▶ **Challenge**
Search the data below for the word "locate" and copy each line that holds it.

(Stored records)
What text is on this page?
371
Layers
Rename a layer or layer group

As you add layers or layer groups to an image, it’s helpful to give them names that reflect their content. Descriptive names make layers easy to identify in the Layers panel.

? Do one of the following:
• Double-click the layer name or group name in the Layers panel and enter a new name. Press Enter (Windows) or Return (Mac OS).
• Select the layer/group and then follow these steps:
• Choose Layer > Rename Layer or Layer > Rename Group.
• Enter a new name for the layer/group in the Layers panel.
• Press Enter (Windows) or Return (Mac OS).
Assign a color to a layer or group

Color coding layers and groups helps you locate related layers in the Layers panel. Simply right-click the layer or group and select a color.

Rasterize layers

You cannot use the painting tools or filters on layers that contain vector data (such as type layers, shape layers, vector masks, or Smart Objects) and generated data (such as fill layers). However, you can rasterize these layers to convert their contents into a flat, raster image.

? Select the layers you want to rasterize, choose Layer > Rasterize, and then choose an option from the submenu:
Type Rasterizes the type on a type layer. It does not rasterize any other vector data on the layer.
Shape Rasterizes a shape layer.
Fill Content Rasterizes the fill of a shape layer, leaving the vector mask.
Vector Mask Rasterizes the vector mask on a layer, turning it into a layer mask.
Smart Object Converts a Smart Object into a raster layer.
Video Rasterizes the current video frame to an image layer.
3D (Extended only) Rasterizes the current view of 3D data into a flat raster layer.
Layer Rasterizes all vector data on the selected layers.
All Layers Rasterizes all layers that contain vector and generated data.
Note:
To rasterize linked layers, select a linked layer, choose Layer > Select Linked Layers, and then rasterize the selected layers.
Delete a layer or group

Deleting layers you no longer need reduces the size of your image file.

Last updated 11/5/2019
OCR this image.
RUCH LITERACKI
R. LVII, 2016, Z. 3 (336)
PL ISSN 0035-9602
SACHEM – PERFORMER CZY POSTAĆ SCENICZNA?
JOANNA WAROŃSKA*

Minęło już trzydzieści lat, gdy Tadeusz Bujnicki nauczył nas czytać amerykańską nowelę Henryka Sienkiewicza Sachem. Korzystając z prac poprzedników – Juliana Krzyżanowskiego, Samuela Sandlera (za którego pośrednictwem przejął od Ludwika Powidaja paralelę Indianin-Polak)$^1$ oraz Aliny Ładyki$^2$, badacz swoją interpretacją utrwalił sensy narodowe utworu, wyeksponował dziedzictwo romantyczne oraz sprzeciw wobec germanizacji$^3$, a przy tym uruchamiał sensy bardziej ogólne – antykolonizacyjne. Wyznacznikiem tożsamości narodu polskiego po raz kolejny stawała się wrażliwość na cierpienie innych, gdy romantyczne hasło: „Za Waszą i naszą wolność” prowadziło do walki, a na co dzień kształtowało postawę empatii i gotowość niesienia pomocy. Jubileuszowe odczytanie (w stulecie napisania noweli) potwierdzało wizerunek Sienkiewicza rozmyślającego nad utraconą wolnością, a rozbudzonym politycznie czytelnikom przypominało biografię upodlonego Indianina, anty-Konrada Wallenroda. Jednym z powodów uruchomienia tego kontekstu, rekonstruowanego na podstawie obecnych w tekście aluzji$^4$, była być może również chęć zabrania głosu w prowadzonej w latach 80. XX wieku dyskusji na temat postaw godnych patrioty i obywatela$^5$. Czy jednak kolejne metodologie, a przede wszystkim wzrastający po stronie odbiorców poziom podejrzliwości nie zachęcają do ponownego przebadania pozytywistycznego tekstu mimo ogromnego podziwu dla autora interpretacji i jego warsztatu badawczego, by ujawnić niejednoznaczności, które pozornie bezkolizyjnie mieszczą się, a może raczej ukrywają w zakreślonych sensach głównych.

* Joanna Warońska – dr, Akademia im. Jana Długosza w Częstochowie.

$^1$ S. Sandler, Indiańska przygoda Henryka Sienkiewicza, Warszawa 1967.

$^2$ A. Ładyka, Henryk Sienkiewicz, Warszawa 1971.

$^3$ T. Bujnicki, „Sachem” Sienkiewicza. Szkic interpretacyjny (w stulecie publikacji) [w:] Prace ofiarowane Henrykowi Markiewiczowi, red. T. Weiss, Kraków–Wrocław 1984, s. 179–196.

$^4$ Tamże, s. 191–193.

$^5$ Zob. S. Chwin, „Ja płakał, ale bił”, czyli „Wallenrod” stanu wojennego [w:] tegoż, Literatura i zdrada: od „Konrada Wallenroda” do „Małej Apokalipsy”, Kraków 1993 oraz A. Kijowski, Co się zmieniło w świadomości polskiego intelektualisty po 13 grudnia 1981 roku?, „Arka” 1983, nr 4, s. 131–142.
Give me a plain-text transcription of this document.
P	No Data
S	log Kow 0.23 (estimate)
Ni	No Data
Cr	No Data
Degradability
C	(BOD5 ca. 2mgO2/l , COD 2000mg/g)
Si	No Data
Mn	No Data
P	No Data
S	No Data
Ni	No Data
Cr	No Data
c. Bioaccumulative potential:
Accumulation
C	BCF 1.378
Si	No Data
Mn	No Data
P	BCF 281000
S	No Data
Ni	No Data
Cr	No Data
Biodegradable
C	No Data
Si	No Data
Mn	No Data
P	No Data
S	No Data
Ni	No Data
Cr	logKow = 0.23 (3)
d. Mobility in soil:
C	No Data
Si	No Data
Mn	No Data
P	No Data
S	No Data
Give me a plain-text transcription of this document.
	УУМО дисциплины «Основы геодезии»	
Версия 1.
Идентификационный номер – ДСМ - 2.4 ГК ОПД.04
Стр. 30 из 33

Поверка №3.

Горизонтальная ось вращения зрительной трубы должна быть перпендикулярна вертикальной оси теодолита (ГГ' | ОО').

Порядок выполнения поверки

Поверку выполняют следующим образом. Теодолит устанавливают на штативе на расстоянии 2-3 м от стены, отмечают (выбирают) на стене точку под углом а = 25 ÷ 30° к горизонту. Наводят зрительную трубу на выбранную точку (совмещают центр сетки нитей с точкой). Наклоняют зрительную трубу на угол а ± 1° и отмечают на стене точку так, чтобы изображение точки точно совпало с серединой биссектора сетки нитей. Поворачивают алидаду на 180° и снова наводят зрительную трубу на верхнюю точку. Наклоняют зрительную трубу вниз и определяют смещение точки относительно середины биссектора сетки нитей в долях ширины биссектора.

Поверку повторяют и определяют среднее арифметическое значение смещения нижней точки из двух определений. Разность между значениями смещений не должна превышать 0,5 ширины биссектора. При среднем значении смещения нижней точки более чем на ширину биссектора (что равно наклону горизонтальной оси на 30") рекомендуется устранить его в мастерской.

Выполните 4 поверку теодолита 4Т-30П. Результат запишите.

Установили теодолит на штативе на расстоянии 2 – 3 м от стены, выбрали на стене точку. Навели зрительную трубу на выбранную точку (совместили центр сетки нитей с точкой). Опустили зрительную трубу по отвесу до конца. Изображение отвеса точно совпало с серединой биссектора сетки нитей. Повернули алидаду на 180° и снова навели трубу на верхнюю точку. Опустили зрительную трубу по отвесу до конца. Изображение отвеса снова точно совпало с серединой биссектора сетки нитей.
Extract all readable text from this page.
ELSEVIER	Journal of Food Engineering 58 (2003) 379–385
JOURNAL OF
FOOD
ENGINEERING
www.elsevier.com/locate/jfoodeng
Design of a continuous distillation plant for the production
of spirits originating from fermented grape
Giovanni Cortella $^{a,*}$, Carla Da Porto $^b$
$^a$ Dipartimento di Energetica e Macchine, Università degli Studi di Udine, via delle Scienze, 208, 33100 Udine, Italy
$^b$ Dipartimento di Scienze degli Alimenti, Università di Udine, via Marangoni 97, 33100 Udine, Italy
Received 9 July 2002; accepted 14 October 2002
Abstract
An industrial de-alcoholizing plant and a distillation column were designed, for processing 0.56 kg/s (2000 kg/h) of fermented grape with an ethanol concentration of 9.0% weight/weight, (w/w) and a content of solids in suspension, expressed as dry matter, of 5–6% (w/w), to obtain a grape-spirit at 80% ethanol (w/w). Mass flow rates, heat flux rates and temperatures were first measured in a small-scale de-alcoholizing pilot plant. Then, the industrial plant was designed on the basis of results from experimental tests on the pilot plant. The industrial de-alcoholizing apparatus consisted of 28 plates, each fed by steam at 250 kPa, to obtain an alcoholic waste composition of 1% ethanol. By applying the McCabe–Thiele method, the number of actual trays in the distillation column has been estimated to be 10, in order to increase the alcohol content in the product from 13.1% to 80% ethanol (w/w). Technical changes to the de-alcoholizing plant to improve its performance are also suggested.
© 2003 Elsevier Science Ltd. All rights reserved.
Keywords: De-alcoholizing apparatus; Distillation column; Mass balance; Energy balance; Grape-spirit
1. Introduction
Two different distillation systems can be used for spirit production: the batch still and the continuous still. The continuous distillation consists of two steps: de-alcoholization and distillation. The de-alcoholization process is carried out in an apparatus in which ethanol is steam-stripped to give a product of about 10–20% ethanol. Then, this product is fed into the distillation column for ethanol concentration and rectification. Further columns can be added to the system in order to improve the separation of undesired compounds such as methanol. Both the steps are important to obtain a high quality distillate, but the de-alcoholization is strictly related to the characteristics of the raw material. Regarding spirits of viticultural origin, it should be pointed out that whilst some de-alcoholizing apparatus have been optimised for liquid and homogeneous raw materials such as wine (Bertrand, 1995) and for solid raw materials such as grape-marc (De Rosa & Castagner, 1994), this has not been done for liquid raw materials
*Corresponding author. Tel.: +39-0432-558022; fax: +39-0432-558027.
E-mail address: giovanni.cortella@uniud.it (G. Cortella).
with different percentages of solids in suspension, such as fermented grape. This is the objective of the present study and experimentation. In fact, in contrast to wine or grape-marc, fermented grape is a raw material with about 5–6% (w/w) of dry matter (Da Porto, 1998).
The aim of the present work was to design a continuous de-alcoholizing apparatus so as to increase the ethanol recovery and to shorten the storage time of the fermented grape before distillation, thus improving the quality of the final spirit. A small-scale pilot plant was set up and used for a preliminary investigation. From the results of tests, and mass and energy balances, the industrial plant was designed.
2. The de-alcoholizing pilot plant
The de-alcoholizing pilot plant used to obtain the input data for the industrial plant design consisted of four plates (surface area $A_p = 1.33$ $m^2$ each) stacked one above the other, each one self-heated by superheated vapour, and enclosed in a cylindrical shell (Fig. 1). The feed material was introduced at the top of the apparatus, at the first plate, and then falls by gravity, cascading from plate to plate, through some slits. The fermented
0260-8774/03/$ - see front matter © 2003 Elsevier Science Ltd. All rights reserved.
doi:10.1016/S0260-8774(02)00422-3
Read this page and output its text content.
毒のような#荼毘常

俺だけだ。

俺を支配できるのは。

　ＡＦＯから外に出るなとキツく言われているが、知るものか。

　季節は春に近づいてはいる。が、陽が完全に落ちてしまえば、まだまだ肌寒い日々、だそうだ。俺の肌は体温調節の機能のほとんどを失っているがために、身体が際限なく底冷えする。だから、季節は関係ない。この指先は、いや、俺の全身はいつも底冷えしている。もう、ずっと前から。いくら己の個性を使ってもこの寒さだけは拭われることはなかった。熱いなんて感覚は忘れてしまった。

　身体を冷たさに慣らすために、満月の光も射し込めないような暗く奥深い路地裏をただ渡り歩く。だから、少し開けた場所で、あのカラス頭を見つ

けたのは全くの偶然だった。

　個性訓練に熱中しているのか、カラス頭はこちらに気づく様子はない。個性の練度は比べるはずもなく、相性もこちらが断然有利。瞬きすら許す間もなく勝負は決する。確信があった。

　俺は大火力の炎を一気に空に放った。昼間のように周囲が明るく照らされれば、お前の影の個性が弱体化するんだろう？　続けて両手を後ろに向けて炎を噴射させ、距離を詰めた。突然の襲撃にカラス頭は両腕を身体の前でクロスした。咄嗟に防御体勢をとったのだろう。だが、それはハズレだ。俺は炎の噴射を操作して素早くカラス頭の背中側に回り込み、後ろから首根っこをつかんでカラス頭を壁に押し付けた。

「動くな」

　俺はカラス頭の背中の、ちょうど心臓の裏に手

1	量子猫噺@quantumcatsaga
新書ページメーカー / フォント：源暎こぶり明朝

▶ **Exercise answer**
Color coding layers and groups helps you locate related layers in the Layers panel. Simply right-click the layer or group and select a color.
www.elsevier.com/locate/jfoodeng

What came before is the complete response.